THE EXERCISE → No images are to be carried over; print all other material exactly as it stands.

GIVEN RECORDS →
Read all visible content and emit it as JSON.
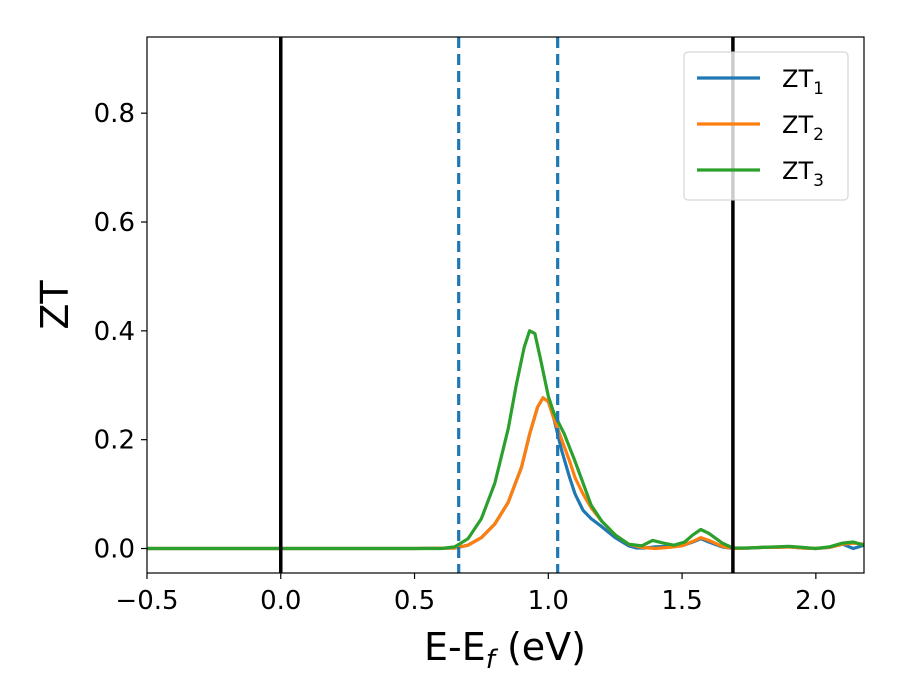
{
  "chart_data": {
    "type": "line",
    "xlabel": "E-E",
    "xlabel_sub": "f",
    "xlabel_unit": " (eV)",
    "ylabel": "ZT",
    "xlim": [
      -0.5,
      2.18
    ],
    "ylim": [
      -0.045,
      0.94
    ],
    "xticks": [
      -0.5,
      0.0,
      0.5,
      1.0,
      1.5,
      2.0
    ],
    "xtick_labels": [
      "−0.5",
      "0.0",
      "0.5",
      "1.0",
      "1.5",
      "2.0"
    ],
    "yticks": [
      0.0,
      0.2,
      0.4,
      0.6,
      0.8
    ],
    "ytick_labels": [
      "0.0",
      "0.2",
      "0.4",
      "0.6",
      "0.8"
    ],
    "grid": false,
    "legend_position": "top-right",
    "vlines_solid": [
      0.0,
      1.69
    ],
    "vlines_dashed": [
      0.665,
      1.035
    ],
    "vline_colors": {
      "solid": "#000000",
      "dashed": "#1f77b4"
    },
    "series": [
      {
        "name": "ZT",
        "name_sub": "1",
        "color": "#1f77b4",
        "x": [
          -0.5,
          0.0,
          0.5,
          0.65,
          0.7,
          0.75,
          0.8,
          0.85,
          0.9,
          0.93,
          0.96,
          0.98,
          1.0,
          1.02,
          1.05,
          1.08,
          1.1,
          1.13,
          1.16,
          1.2,
          1.25,
          1.3,
          1.33,
          1.36,
          1.4,
          1.45,
          1.5,
          1.54,
          1.57,
          1.6,
          1.65,
          1.69,
          1.75,
          1.8,
          1.85,
          1.9,
          1.95,
          2.0,
          2.05,
          2.1,
          2.14,
          2.18
        ],
        "y": [
          0.0,
          0.0,
          0.0,
          0.001,
          0.006,
          0.02,
          0.045,
          0.085,
          0.15,
          0.21,
          0.26,
          0.277,
          0.27,
          0.24,
          0.18,
          0.13,
          0.1,
          0.07,
          0.055,
          0.04,
          0.02,
          0.005,
          0.001,
          0.001,
          0.003,
          0.004,
          0.005,
          0.012,
          0.018,
          0.012,
          0.003,
          0.0,
          0.001,
          0.002,
          0.002,
          0.003,
          0.001,
          0.0,
          0.002,
          0.008,
          0.0,
          0.006
        ]
      },
      {
        "name": "ZT",
        "name_sub": "2",
        "color": "#ff7f0e",
        "x": [
          -0.5,
          0.0,
          0.5,
          0.65,
          0.7,
          0.75,
          0.8,
          0.85,
          0.9,
          0.93,
          0.96,
          0.98,
          1.0,
          1.02,
          1.05,
          1.08,
          1.1,
          1.13,
          1.16,
          1.2,
          1.25,
          1.3,
          1.35,
          1.4,
          1.45,
          1.5,
          1.54,
          1.57,
          1.6,
          1.65,
          1.69,
          1.75,
          1.8,
          1.85,
          1.9,
          1.95,
          2.0,
          2.05,
          2.1,
          2.14,
          2.18
        ],
        "y": [
          0.0,
          0.0,
          0.0,
          0.001,
          0.006,
          0.02,
          0.045,
          0.085,
          0.15,
          0.21,
          0.26,
          0.277,
          0.27,
          0.24,
          0.2,
          0.16,
          0.13,
          0.1,
          0.075,
          0.05,
          0.025,
          0.008,
          0.002,
          0.0,
          0.002,
          0.005,
          0.013,
          0.02,
          0.015,
          0.004,
          0.0,
          0.001,
          0.002,
          0.002,
          0.003,
          0.001,
          0.0,
          0.002,
          0.008,
          0.01,
          0.008
        ]
      },
      {
        "name": "ZT",
        "name_sub": "3",
        "color": "#2ca02c",
        "x": [
          -0.5,
          0.0,
          0.5,
          0.6,
          0.65,
          0.7,
          0.75,
          0.8,
          0.85,
          0.88,
          0.91,
          0.93,
          0.95,
          0.97,
          1.0,
          1.02,
          1.04,
          1.06,
          1.08,
          1.1,
          1.13,
          1.16,
          1.2,
          1.25,
          1.3,
          1.35,
          1.39,
          1.43,
          1.47,
          1.51,
          1.54,
          1.57,
          1.6,
          1.65,
          1.69,
          1.75,
          1.8,
          1.85,
          1.9,
          1.95,
          2.0,
          2.05,
          2.1,
          2.14,
          2.18
        ],
        "y": [
          0.0,
          0.0,
          0.0,
          0.0,
          0.003,
          0.018,
          0.055,
          0.12,
          0.22,
          0.3,
          0.37,
          0.4,
          0.395,
          0.35,
          0.28,
          0.25,
          0.23,
          0.21,
          0.185,
          0.16,
          0.12,
          0.08,
          0.05,
          0.025,
          0.008,
          0.005,
          0.015,
          0.01,
          0.006,
          0.012,
          0.025,
          0.035,
          0.028,
          0.01,
          0.001,
          0.001,
          0.002,
          0.003,
          0.004,
          0.002,
          0.0,
          0.003,
          0.01,
          0.012,
          0.006
        ]
      }
    ]
  }
}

EXPECTED OUTPUT →
Read all visible content and emit it as JSON.
{
  "chart_data": {
    "type": "line",
    "xlabel": "E-E",
    "xlabel_sub": "f",
    "xlabel_unit": " (eV)",
    "ylabel": "ZT",
    "xlim": [
      -0.5,
      2.18
    ],
    "ylim": [
      -0.045,
      0.94
    ],
    "xticks": [
      -0.5,
      0.0,
      0.5,
      1.0,
      1.5,
      2.0
    ],
    "xtick_labels": [
      "−0.5",
      "0.0",
      "0.5",
      "1.0",
      "1.5",
      "2.0"
    ],
    "yticks": [
      0.0,
      0.2,
      0.4,
      0.6,
      0.8
    ],
    "ytick_labels": [
      "0.0",
      "0.2",
      "0.4",
      "0.6",
      "0.8"
    ],
    "grid": false,
    "legend_position": "top-right",
    "vlines_solid": [
      0.0,
      1.69
    ],
    "vlines_dashed": [
      0.665,
      1.035
    ],
    "vline_colors": {
      "solid": "#000000",
      "dashed": "#1f77b4"
    },
    "series": [
      {
        "name": "ZT",
        "name_sub": "1",
        "color": "#1f77b4",
        "x": [
          -0.5,
          0.0,
          0.5,
          0.65,
          0.7,
          0.75,
          0.8,
          0.85,
          0.9,
          0.93,
          0.96,
          0.98,
          1.0,
          1.02,
          1.05,
          1.08,
          1.1,
          1.13,
          1.16,
          1.2,
          1.25,
          1.3,
          1.33,
          1.36,
          1.4,
          1.45,
          1.5,
          1.54,
          1.57,
          1.6,
          1.65,
          1.69,
          1.75,
          1.8,
          1.85,
          1.9,
          1.95,
          2.0,
          2.05,
          2.1,
          2.14,
          2.18
        ],
        "y": [
          0.0,
          0.0,
          0.0,
          0.001,
          0.006,
          0.02,
          0.045,
          0.085,
          0.15,
          0.21,
          0.26,
          0.277,
          0.27,
          0.24,
          0.18,
          0.13,
          0.1,
          0.07,
          0.055,
          0.04,
          0.02,
          0.005,
          0.001,
          0.001,
          0.003,
          0.004,
          0.005,
          0.012,
          0.018,
          0.012,
          0.003,
          0.0,
          0.001,
          0.002,
          0.002,
          0.003,
          0.001,
          0.0,
          0.002,
          0.008,
          0.0,
          0.006
        ]
      },
      {
        "name": "ZT",
        "name_sub": "2",
        "color": "#ff7f0e",
        "x": [
          -0.5,
          0.0,
          0.5,
          0.65,
          0.7,
          0.75,
          0.8,
          0.85,
          0.9,
          0.93,
          0.96,
          0.98,
          1.0,
          1.02,
          1.05,
          1.08,
          1.1,
          1.13,
          1.16,
          1.2,
          1.25,
          1.3,
          1.35,
          1.4,
          1.45,
          1.5,
          1.54,
          1.57,
          1.6,
          1.65,
          1.69,
          1.75,
          1.8,
          1.85,
          1.9,
          1.95,
          2.0,
          2.05,
          2.1,
          2.14,
          2.18
        ],
        "y": [
          0.0,
          0.0,
          0.0,
          0.001,
          0.006,
          0.02,
          0.045,
          0.085,
          0.15,
          0.21,
          0.26,
          0.277,
          0.27,
          0.24,
          0.2,
          0.16,
          0.13,
          0.1,
          0.075,
          0.05,
          0.025,
          0.008,
          0.002,
          0.0,
          0.002,
          0.005,
          0.013,
          0.02,
          0.015,
          0.004,
          0.0,
          0.001,
          0.002,
          0.002,
          0.003,
          0.001,
          0.0,
          0.002,
          0.008,
          0.01,
          0.008
        ]
      },
      {
        "name": "ZT",
        "name_sub": "3",
        "color": "#2ca02c",
        "x": [
          -0.5,
          0.0,
          0.5,
          0.6,
          0.65,
          0.7,
          0.75,
          0.8,
          0.85,
          0.88,
          0.91,
          0.93,
          0.95,
          0.97,
          1.0,
          1.02,
          1.04,
          1.06,
          1.08,
          1.1,
          1.13,
          1.16,
          1.2,
          1.25,
          1.3,
          1.35,
          1.39,
          1.43,
          1.47,
          1.51,
          1.54,
          1.57,
          1.6,
          1.65,
          1.69,
          1.75,
          1.8,
          1.85,
          1.9,
          1.95,
          2.0,
          2.05,
          2.1,
          2.14,
          2.18
        ],
        "y": [
          0.0,
          0.0,
          0.0,
          0.0,
          0.003,
          0.018,
          0.055,
          0.12,
          0.22,
          0.3,
          0.37,
          0.4,
          0.395,
          0.35,
          0.28,
          0.25,
          0.23,
          0.21,
          0.185,
          0.16,
          0.12,
          0.08,
          0.05,
          0.025,
          0.008,
          0.005,
          0.015,
          0.01,
          0.006,
          0.012,
          0.025,
          0.035,
          0.028,
          0.01,
          0.001,
          0.001,
          0.002,
          0.003,
          0.004,
          0.002,
          0.0,
          0.003,
          0.01,
          0.012,
          0.006
        ]
      }
    ]
  }
}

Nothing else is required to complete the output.